* START *
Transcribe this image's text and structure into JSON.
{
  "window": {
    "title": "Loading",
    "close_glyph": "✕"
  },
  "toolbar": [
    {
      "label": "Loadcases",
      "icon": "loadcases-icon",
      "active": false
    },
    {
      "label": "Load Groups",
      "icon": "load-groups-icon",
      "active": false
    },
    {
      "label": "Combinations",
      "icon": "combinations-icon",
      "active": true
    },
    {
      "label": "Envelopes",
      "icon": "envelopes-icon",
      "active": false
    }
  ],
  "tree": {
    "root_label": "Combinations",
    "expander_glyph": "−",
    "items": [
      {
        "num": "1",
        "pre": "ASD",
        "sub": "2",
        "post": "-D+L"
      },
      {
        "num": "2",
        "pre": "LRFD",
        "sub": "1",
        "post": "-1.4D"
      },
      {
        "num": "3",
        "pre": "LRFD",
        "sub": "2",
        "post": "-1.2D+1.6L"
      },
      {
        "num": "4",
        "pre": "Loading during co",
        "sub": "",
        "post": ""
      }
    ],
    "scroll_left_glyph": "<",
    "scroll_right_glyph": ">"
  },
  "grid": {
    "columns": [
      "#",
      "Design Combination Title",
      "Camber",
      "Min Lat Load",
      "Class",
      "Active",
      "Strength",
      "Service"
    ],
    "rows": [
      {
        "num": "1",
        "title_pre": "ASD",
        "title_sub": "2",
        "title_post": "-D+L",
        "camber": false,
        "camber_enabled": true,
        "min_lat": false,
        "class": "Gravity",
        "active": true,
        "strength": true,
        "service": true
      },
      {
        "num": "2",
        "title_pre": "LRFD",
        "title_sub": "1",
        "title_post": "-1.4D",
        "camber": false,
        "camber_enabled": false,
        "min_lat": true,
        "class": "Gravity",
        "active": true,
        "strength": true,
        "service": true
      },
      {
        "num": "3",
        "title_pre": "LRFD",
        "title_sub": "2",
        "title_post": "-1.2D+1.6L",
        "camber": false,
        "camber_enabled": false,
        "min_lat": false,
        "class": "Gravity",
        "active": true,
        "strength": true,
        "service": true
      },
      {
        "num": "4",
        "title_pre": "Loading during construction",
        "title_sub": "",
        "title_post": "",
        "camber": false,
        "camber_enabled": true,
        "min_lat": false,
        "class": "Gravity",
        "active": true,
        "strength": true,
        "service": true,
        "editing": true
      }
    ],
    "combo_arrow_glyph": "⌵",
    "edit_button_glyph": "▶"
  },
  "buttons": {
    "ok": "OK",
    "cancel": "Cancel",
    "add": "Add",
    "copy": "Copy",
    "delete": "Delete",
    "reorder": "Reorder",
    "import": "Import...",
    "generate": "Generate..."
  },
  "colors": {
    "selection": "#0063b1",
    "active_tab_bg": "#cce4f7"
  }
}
* END *
# [What you have to do]
Return the whole listing exactly.

# [Correct output]
Transcribe this image's text and structure into JSON.
{
  "window": {
    "title": "Loading",
    "close_glyph": "✕"
  },
  "toolbar": [
    {
      "label": "Loadcases",
      "icon": "loadcases-icon",
      "active": false
    },
    {
      "label": "Load Groups",
      "icon": "load-groups-icon",
      "active": false
    },
    {
      "label": "Combinations",
      "icon": "combinations-icon",
      "active": true
    },
    {
      "label": "Envelopes",
      "icon": "envelopes-icon",
      "active": false
    }
  ],
  "tree": {
    "root_label": "Combinations",
    "expander_glyph": "−",
    "items": [
      {
        "num": "1",
        "pre": "ASD",
        "sub": "2",
        "post": "-D+L"
      },
      {
        "num": "2",
        "pre": "LRFD",
        "sub": "1",
        "post": "-1.4D"
      },
      {
        "num": "3",
        "pre": "LRFD",
        "sub": "2",
        "post": "-1.2D+1.6L"
      },
      {
        "num": "4",
        "pre": "Loading during co",
        "sub": "",
        "post": ""
      }
    ],
    "scroll_left_glyph": "<",
    "scroll_right_glyph": ">"
  },
  "grid": {
    "columns": [
      "#",
      "Design Combination Title",
      "Camber",
      "Min Lat Load",
      "Class",
      "Active",
      "Strength",
      "Service"
    ],
    "rows": [
      {
        "num": "1",
        "title_pre": "ASD",
        "title_sub": "2",
        "title_post": "-D+L",
        "camber": false,
        "camber_enabled": true,
        "min_lat": false,
        "class": "Gravity",
        "active": true,
        "strength": true,
        "service": true
      },
      {
        "num": "2",
        "title_pre": "LRFD",
        "title_sub": "1",
        "title_post": "-1.4D",
        "camber": false,
        "camber_enabled": false,
        "min_lat": true,
        "class": "Gravity",
        "active": true,
        "strength": true,
        "service": true
      },
      {
        "num": "3",
        "title_pre": "LRFD",
        "title_sub": "2",
        "title_post": "-1.2D+1.6L",
        "camber": false,
        "camber_enabled": false,
        "min_lat": false,
        "class": "Gravity",
        "active": true,
        "strength": true,
        "service": true
      },
      {
        "num": "4",
        "title_pre": "Loading during construction",
        "title_sub": "",
        "title_post": "",
        "camber": false,
        "camber_enabled": true,
        "min_lat": false,
        "class": "Gravity",
        "active": true,
        "strength": true,
        "service": true,
        "editing": true
      }
    ],
    "combo_arrow_glyph": "⌵",
    "edit_button_glyph": "▶"
  },
  "buttons": {
    "ok": "OK",
    "cancel": "Cancel",
    "add": "Add",
    "copy": "Copy",
    "delete": "Delete",
    "reorder": "Reorder",
    "import": "Import...",
    "generate": "Generate..."
  },
  "colors": {
    "selection": "#0063b1",
    "active_tab_bg": "#cce4f7"
  }
}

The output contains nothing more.